--- Excerpted passage ---
Fast Neural Style-Transfer PyTorch

This is a simple and minimalistic PyTorch implementation of the fast neural style transfer method introduced in Perceptual Losses for Real-Time Style Transfer and Super-Resolution by Johnson et. al (2016).

The original neural style transfer method by Gatys et. al (A Neural Algorithm of Artistic Style) generates the stylized image by iteratively optimizing the target loss function, which combines the content and style terms.

Unlike this method, which is slow by its nature, the method by Johnson et. al presents a method for training a convolutional neural-network that takes in a content image and generates a stylized version of it. This makes the image generation process orders of magnitudes faster. However, the down-side is that the network is trained on one specific style, and therefore is not generic.


Prerequisites:

  • Python 3
  • CUDA + CUDNN (for GPU acceleration)

--- Stored data ---
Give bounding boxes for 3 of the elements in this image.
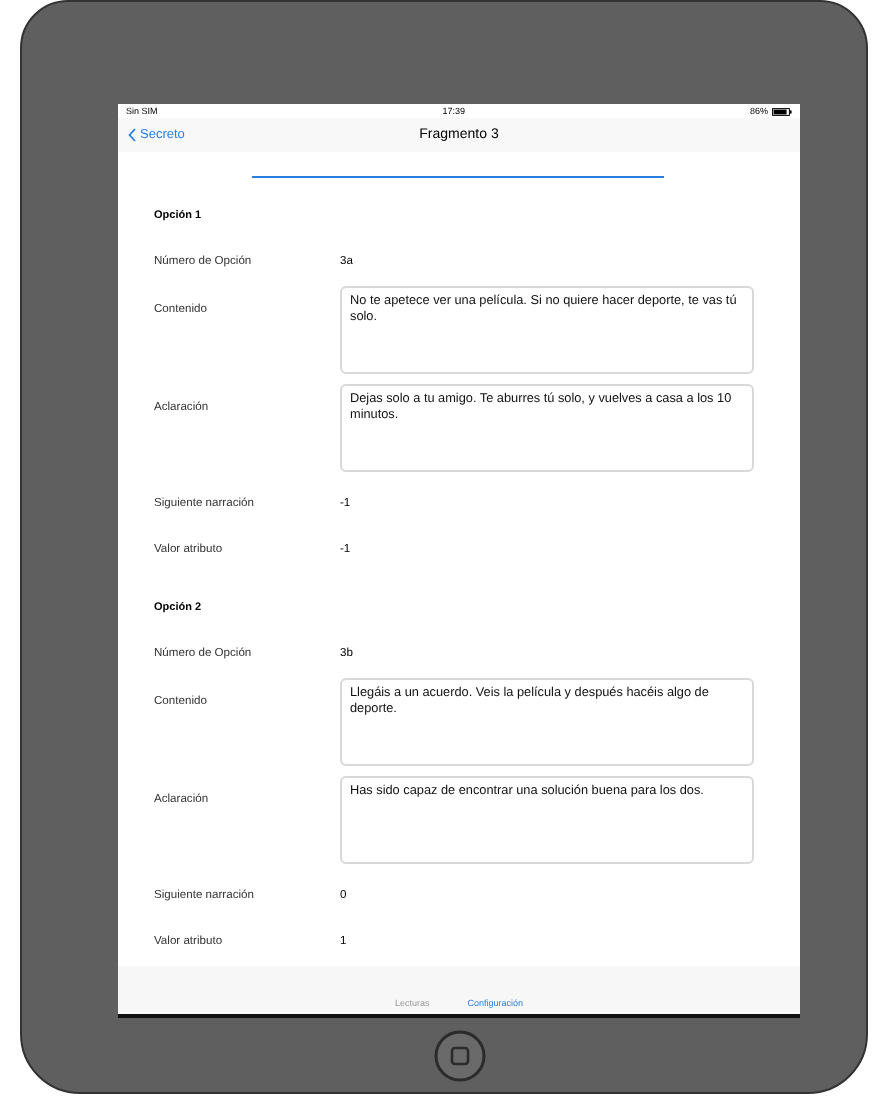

--- Your goal ---
Extend the fast neural style-transfer passage past its final line.

--- Reply to the task ---
Installation:

  1. Clone this repository:
git clone https://github.com/matanby/fast-style-transfer-pytorch
  1. Install PIP requirements:
python3 -m virtualenv .venv
source .venv/bin/activate 
pip install -r fast-style-transfer-pytorch/requirements.py

Usage:

You can use one of the three pre-trained models that are bundled with this repository, or train your custom models on your own style images (see training instructions below).

From command-line:

python run.py [PATH_TO_PRETRAINED_MODEL] [PATH_TO_CONTENT_IMAGE] [PATH_TO_STYLIZED_OUTPUT]

Programmatically:

Use the Stylizer class to create stylized images programmatically. For example:

import image_utils
from stylizer import Stylizer

stylizer = Stylizer('models/style1.pt')
image = image_utils.load('images/content/1.jpg')
stylized = stylizer.stylize(image)
image_utils.save(stylized, f'images/stylized/style1/1.jpg')

Training the model:

You can train a custom model on your own inputs style images. To do so, you'll need a dataset of content images to train on. The authors of the paper used the MS-COCO 2014 dataset.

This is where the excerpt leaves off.